• **Task description**
Copy out all the lines exactly. Omit pictures.

-------- Dataset entries

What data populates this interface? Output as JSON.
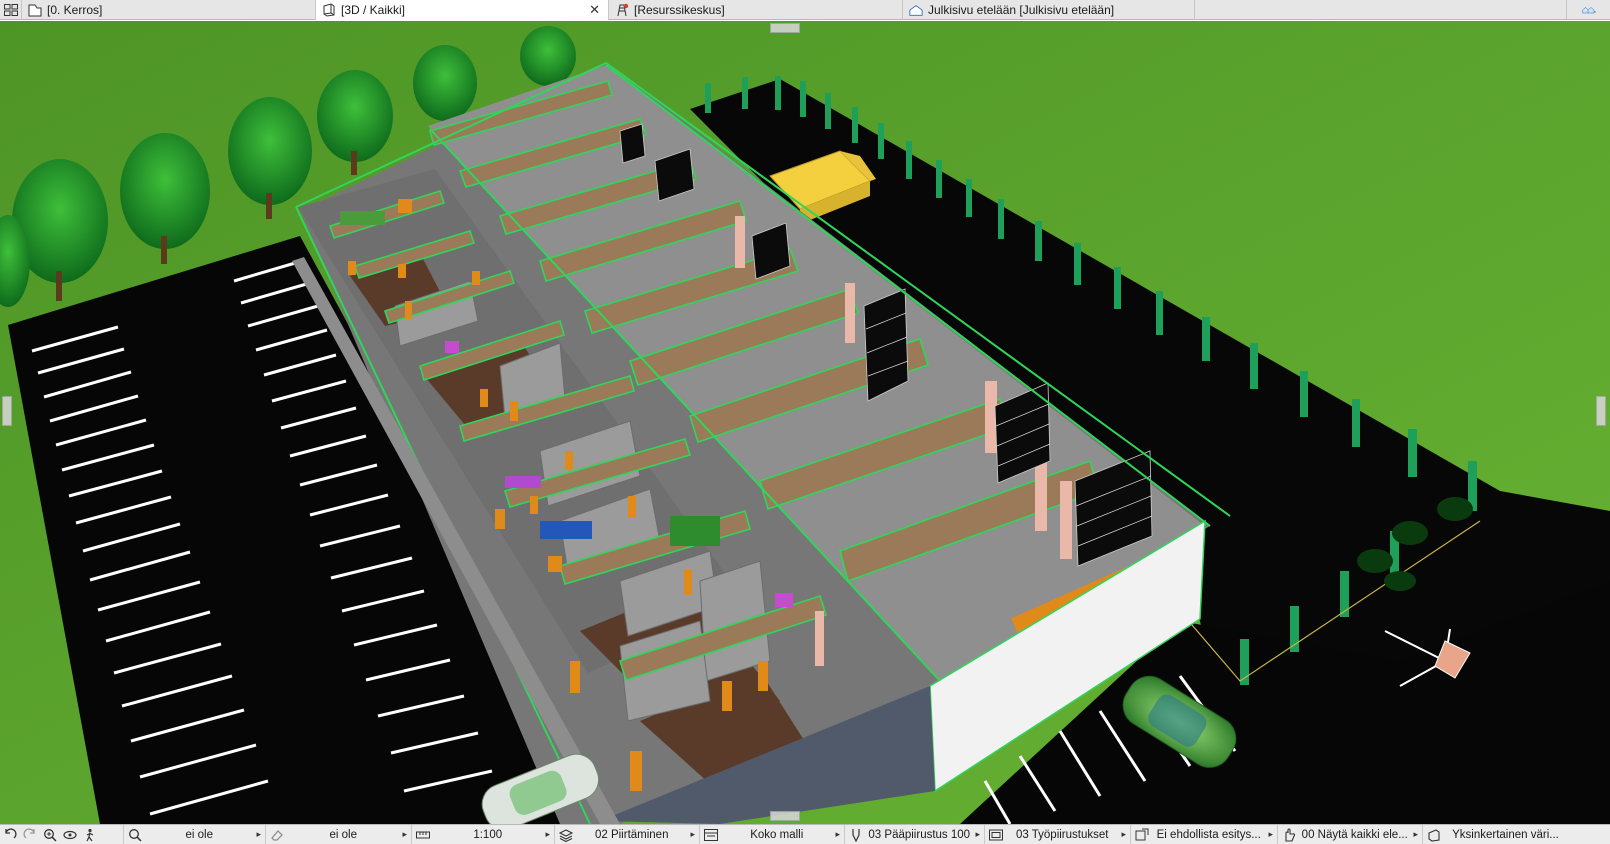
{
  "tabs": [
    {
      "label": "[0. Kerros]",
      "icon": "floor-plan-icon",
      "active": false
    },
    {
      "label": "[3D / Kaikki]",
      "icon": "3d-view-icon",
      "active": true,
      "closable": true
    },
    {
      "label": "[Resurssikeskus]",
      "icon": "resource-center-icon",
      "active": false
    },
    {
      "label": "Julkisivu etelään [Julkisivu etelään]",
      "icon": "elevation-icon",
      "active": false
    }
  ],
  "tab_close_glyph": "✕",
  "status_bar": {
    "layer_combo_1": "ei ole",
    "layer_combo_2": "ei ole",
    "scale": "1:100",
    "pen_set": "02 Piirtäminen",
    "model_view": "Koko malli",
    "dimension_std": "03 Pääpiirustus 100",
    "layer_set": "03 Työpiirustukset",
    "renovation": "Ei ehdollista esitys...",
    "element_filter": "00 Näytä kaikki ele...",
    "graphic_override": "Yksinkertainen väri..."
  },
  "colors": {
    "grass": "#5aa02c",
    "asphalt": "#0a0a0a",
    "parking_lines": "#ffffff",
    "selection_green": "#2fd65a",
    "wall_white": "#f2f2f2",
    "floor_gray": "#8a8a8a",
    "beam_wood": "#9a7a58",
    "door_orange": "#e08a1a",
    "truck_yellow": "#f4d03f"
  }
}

----------------

• **Written solution**
What data populates this interface? Output as JSON.
{
  "tabs": [
    {
      "label": "[0. Kerros]",
      "icon": "floor-plan-icon",
      "active": false
    },
    {
      "label": "[3D / Kaikki]",
      "icon": "3d-view-icon",
      "active": true,
      "closable": true
    },
    {
      "label": "[Resurssikeskus]",
      "icon": "resource-center-icon",
      "active": false
    },
    {
      "label": "Julkisivu etelään [Julkisivu etelään]",
      "icon": "elevation-icon",
      "active": false
    }
  ],
  "tab_close_glyph": "✕",
  "status_bar": {
    "layer_combo_1": "ei ole",
    "layer_combo_2": "ei ole",
    "scale": "1:100",
    "pen_set": "02 Piirtäminen",
    "model_view": "Koko malli",
    "dimension_std": "03 Pääpiirustus 100",
    "layer_set": "03 Työpiirustukset",
    "renovation": "Ei ehdollista esitys...",
    "element_filter": "00 Näytä kaikki ele...",
    "graphic_override": "Yksinkertainen väri..."
  },
  "colors": {
    "grass": "#5aa02c",
    "asphalt": "#0a0a0a",
    "parking_lines": "#ffffff",
    "selection_green": "#2fd65a",
    "wall_white": "#f2f2f2",
    "floor_gray": "#8a8a8a",
    "beam_wood": "#9a7a58",
    "door_orange": "#e08a1a",
    "truck_yellow": "#f4d03f"
  }
}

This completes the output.